Data entries:
++++++

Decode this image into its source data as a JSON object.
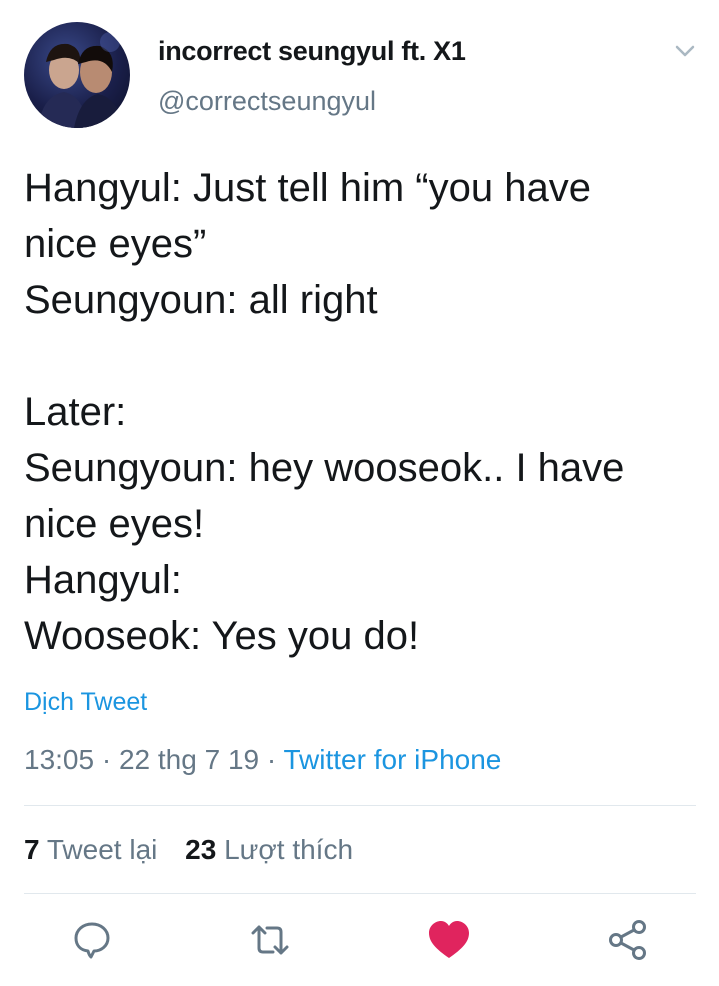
{
  "user": {
    "display_name": "incorrect seungyul ft. X1",
    "handle": "@correctseungyul"
  },
  "tweet": {
    "lines": [
      "Hangyul: Just tell him “you have",
      "nice eyes”",
      "Seungyoun: all right",
      "",
      "Later:",
      "Seungyoun: hey wooseok.. I have",
      "nice eyes!",
      "Hangyul:",
      "Wooseok: Yes you do!"
    ],
    "translate_label": "Dịch Tweet"
  },
  "meta": {
    "time": "13:05",
    "separator": " · ",
    "date": "22 thg 7 19",
    "source": "Twitter for iPhone"
  },
  "stats": {
    "retweets_count": "7",
    "retweets_label": "Tweet lại",
    "likes_count": "23",
    "likes_label": "Lượt thích"
  },
  "actions": {
    "icons": [
      "reply-icon",
      "retweet-icon",
      "like-icon",
      "share-icon"
    ]
  },
  "colors": {
    "text": "#14171a",
    "secondary": "#657786",
    "link": "#1b95e0",
    "like": "#e0245e",
    "divider": "#e1e8ed"
  }
}
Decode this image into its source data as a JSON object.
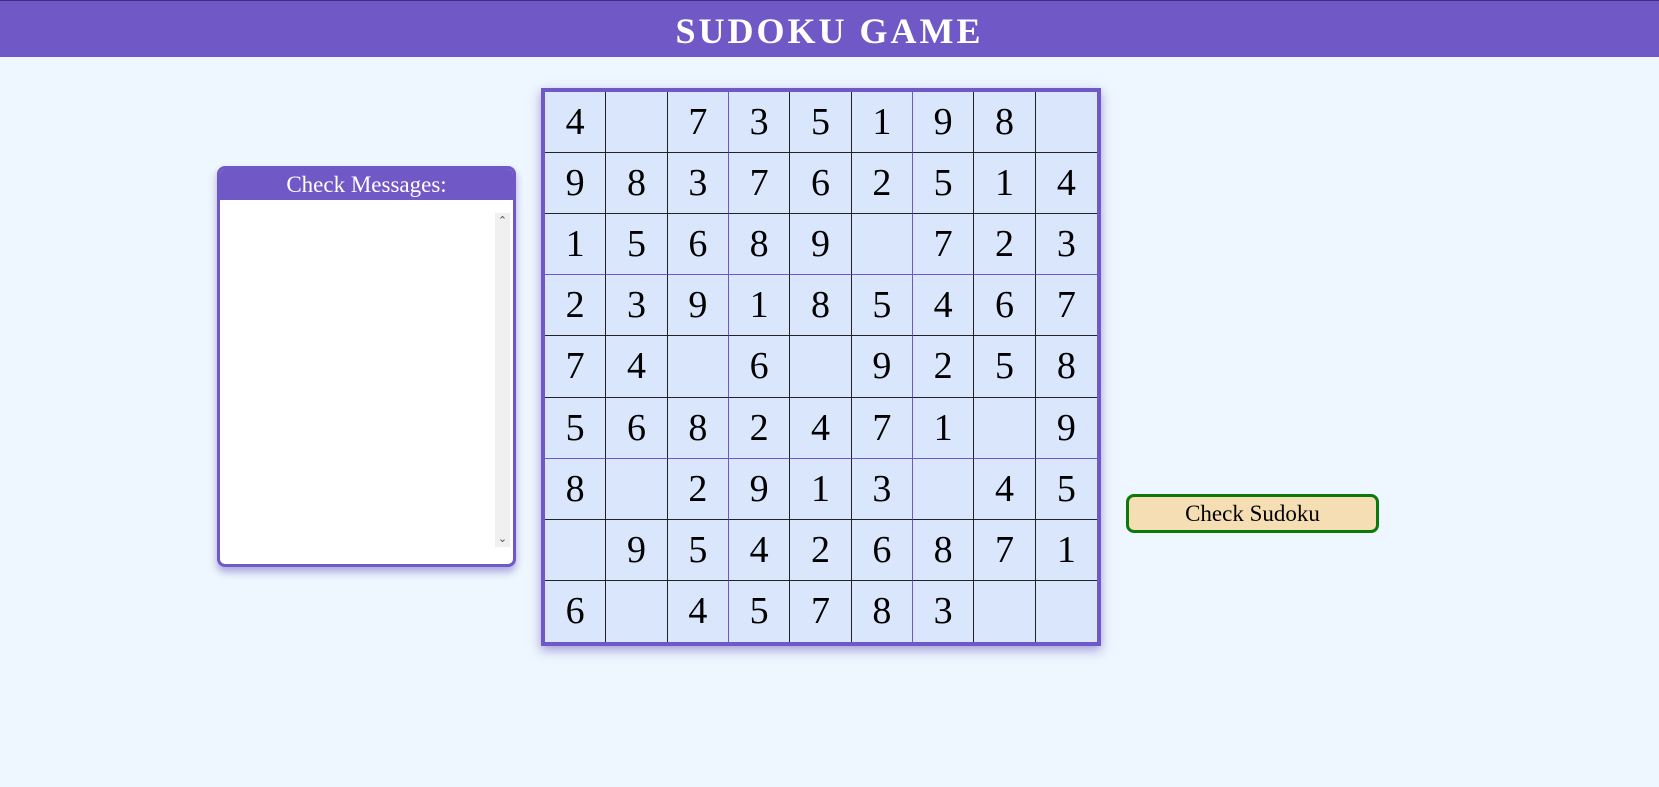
{
  "header": {
    "title": "SUDOKU GAME"
  },
  "messages_panel": {
    "title": "Check Messages:",
    "content": "",
    "scroll_up_icon": "chevron-up-icon",
    "scroll_down_icon": "chevron-down-icon"
  },
  "board": {
    "rows": [
      [
        "4",
        "",
        "7",
        "3",
        "5",
        "1",
        "9",
        "8",
        ""
      ],
      [
        "9",
        "8",
        "3",
        "7",
        "6",
        "2",
        "5",
        "1",
        "4"
      ],
      [
        "1",
        "5",
        "6",
        "8",
        "9",
        "",
        "7",
        "2",
        "3"
      ],
      [
        "2",
        "3",
        "9",
        "1",
        "8",
        "5",
        "4",
        "6",
        "7"
      ],
      [
        "7",
        "4",
        "",
        "6",
        "",
        "9",
        "2",
        "5",
        "8"
      ],
      [
        "5",
        "6",
        "8",
        "2",
        "4",
        "7",
        "1",
        "",
        "9"
      ],
      [
        "8",
        "",
        "2",
        "9",
        "1",
        "3",
        "",
        "4",
        "5"
      ],
      [
        "",
        "9",
        "5",
        "4",
        "2",
        "6",
        "8",
        "7",
        "1"
      ],
      [
        "6",
        "",
        "4",
        "5",
        "7",
        "8",
        "3",
        "",
        ""
      ]
    ]
  },
  "check_button": {
    "label": "Check Sudoku"
  },
  "colors": {
    "accent": "#7059c6",
    "background": "#eef6ff",
    "cell_background": "#d9e6fb",
    "button_background": "#f5deb3",
    "button_border": "#0a7a0a"
  }
}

++++++

Exercise instructions:
Give only the number of lines in the records that contain the string "title".

Exercise response:
2